◆ **Problem to solve**
Reproduce every entry below precisely; do not include the pictures.

(Rows from a figure dataset)
--------------------
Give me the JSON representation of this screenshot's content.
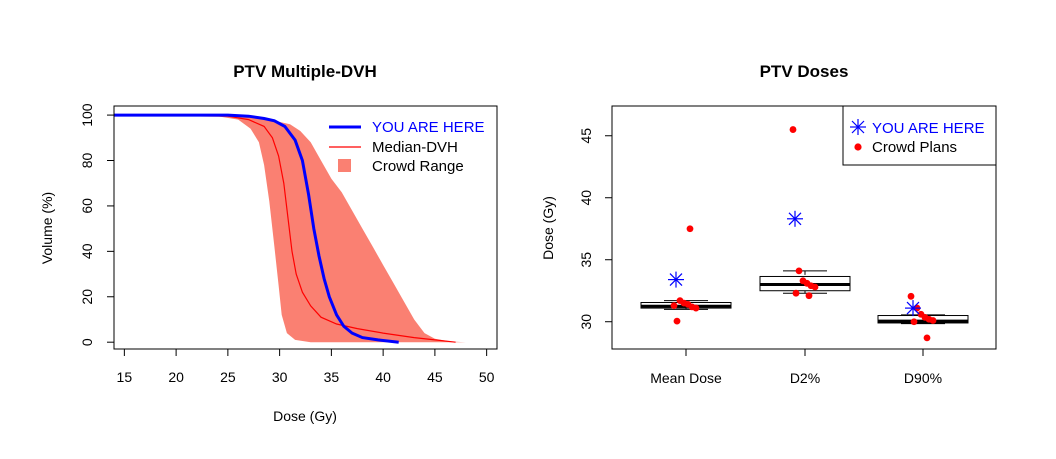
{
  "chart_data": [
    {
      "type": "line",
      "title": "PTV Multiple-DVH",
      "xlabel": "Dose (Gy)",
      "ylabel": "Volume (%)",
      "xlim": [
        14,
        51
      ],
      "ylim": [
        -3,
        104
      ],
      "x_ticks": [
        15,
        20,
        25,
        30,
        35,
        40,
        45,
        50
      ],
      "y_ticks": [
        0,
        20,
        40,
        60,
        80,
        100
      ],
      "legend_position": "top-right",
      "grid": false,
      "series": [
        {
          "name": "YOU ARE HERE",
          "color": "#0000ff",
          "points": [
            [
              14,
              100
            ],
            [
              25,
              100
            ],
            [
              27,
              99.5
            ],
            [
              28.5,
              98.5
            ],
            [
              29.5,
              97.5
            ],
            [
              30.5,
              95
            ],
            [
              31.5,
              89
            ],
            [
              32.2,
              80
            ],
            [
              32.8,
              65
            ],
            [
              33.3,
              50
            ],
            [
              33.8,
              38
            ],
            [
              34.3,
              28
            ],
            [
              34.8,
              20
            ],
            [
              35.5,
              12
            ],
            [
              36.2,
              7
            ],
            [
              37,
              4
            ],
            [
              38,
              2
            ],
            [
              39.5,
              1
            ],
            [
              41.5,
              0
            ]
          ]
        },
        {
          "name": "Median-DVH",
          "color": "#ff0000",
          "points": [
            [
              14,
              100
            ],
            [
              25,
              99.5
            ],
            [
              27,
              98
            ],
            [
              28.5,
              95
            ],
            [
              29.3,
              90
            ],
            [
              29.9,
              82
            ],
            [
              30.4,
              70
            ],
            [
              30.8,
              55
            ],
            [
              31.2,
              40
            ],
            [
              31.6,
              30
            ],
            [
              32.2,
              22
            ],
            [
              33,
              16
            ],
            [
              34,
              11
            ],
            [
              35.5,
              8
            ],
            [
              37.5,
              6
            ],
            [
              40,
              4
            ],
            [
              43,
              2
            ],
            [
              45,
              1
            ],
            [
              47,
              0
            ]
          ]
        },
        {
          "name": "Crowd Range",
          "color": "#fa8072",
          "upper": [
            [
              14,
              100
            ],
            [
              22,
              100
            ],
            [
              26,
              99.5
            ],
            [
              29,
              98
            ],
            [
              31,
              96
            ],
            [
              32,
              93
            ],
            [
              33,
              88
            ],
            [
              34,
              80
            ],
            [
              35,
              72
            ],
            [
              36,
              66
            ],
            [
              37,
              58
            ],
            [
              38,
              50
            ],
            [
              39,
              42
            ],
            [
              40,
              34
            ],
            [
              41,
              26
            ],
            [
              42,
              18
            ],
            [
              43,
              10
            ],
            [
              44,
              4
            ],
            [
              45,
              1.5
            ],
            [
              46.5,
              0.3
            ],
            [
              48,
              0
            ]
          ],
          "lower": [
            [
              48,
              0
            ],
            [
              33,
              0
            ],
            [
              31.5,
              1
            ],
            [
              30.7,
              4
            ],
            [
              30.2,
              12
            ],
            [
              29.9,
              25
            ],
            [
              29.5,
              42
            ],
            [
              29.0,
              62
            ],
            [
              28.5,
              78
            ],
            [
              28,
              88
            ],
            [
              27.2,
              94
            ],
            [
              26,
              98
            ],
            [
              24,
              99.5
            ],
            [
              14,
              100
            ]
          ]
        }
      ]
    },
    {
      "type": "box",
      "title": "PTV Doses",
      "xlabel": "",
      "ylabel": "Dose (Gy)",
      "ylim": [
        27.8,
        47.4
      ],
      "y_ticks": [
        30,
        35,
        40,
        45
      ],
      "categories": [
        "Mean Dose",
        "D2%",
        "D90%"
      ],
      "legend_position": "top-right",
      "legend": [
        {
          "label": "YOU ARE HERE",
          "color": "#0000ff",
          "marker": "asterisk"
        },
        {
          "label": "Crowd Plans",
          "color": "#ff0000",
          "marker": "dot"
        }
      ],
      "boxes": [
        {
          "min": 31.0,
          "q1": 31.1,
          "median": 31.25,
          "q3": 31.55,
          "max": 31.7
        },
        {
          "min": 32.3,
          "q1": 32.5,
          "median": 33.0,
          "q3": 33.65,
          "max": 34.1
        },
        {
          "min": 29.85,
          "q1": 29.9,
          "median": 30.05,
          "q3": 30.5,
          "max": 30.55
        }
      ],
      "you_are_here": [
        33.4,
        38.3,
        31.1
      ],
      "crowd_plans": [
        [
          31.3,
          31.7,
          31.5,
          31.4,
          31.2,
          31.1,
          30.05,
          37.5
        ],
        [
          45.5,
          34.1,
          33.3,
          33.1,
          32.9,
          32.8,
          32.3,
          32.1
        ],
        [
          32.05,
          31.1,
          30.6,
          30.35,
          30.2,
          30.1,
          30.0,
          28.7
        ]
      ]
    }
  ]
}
--------------------
◆ **Full solution**
Give me the JSON representation of this screenshot's content.
{
  "chart_data": [
    {
      "type": "line",
      "title": "PTV Multiple-DVH",
      "xlabel": "Dose (Gy)",
      "ylabel": "Volume (%)",
      "xlim": [
        14,
        51
      ],
      "ylim": [
        -3,
        104
      ],
      "x_ticks": [
        15,
        20,
        25,
        30,
        35,
        40,
        45,
        50
      ],
      "y_ticks": [
        0,
        20,
        40,
        60,
        80,
        100
      ],
      "legend_position": "top-right",
      "grid": false,
      "series": [
        {
          "name": "YOU ARE HERE",
          "color": "#0000ff",
          "points": [
            [
              14,
              100
            ],
            [
              25,
              100
            ],
            [
              27,
              99.5
            ],
            [
              28.5,
              98.5
            ],
            [
              29.5,
              97.5
            ],
            [
              30.5,
              95
            ],
            [
              31.5,
              89
            ],
            [
              32.2,
              80
            ],
            [
              32.8,
              65
            ],
            [
              33.3,
              50
            ],
            [
              33.8,
              38
            ],
            [
              34.3,
              28
            ],
            [
              34.8,
              20
            ],
            [
              35.5,
              12
            ],
            [
              36.2,
              7
            ],
            [
              37,
              4
            ],
            [
              38,
              2
            ],
            [
              39.5,
              1
            ],
            [
              41.5,
              0
            ]
          ]
        },
        {
          "name": "Median-DVH",
          "color": "#ff0000",
          "points": [
            [
              14,
              100
            ],
            [
              25,
              99.5
            ],
            [
              27,
              98
            ],
            [
              28.5,
              95
            ],
            [
              29.3,
              90
            ],
            [
              29.9,
              82
            ],
            [
              30.4,
              70
            ],
            [
              30.8,
              55
            ],
            [
              31.2,
              40
            ],
            [
              31.6,
              30
            ],
            [
              32.2,
              22
            ],
            [
              33,
              16
            ],
            [
              34,
              11
            ],
            [
              35.5,
              8
            ],
            [
              37.5,
              6
            ],
            [
              40,
              4
            ],
            [
              43,
              2
            ],
            [
              45,
              1
            ],
            [
              47,
              0
            ]
          ]
        },
        {
          "name": "Crowd Range",
          "color": "#fa8072",
          "upper": [
            [
              14,
              100
            ],
            [
              22,
              100
            ],
            [
              26,
              99.5
            ],
            [
              29,
              98
            ],
            [
              31,
              96
            ],
            [
              32,
              93
            ],
            [
              33,
              88
            ],
            [
              34,
              80
            ],
            [
              35,
              72
            ],
            [
              36,
              66
            ],
            [
              37,
              58
            ],
            [
              38,
              50
            ],
            [
              39,
              42
            ],
            [
              40,
              34
            ],
            [
              41,
              26
            ],
            [
              42,
              18
            ],
            [
              43,
              10
            ],
            [
              44,
              4
            ],
            [
              45,
              1.5
            ],
            [
              46.5,
              0.3
            ],
            [
              48,
              0
            ]
          ],
          "lower": [
            [
              48,
              0
            ],
            [
              33,
              0
            ],
            [
              31.5,
              1
            ],
            [
              30.7,
              4
            ],
            [
              30.2,
              12
            ],
            [
              29.9,
              25
            ],
            [
              29.5,
              42
            ],
            [
              29.0,
              62
            ],
            [
              28.5,
              78
            ],
            [
              28,
              88
            ],
            [
              27.2,
              94
            ],
            [
              26,
              98
            ],
            [
              24,
              99.5
            ],
            [
              14,
              100
            ]
          ]
        }
      ]
    },
    {
      "type": "box",
      "title": "PTV Doses",
      "xlabel": "",
      "ylabel": "Dose (Gy)",
      "ylim": [
        27.8,
        47.4
      ],
      "y_ticks": [
        30,
        35,
        40,
        45
      ],
      "categories": [
        "Mean Dose",
        "D2%",
        "D90%"
      ],
      "legend_position": "top-right",
      "legend": [
        {
          "label": "YOU ARE HERE",
          "color": "#0000ff",
          "marker": "asterisk"
        },
        {
          "label": "Crowd Plans",
          "color": "#ff0000",
          "marker": "dot"
        }
      ],
      "boxes": [
        {
          "min": 31.0,
          "q1": 31.1,
          "median": 31.25,
          "q3": 31.55,
          "max": 31.7
        },
        {
          "min": 32.3,
          "q1": 32.5,
          "median": 33.0,
          "q3": 33.65,
          "max": 34.1
        },
        {
          "min": 29.85,
          "q1": 29.9,
          "median": 30.05,
          "q3": 30.5,
          "max": 30.55
        }
      ],
      "you_are_here": [
        33.4,
        38.3,
        31.1
      ],
      "crowd_plans": [
        [
          31.3,
          31.7,
          31.5,
          31.4,
          31.2,
          31.1,
          30.05,
          37.5
        ],
        [
          45.5,
          34.1,
          33.3,
          33.1,
          32.9,
          32.8,
          32.3,
          32.1
        ],
        [
          32.05,
          31.1,
          30.6,
          30.35,
          30.2,
          30.1,
          30.0,
          28.7
        ]
      ]
    }
  ]
}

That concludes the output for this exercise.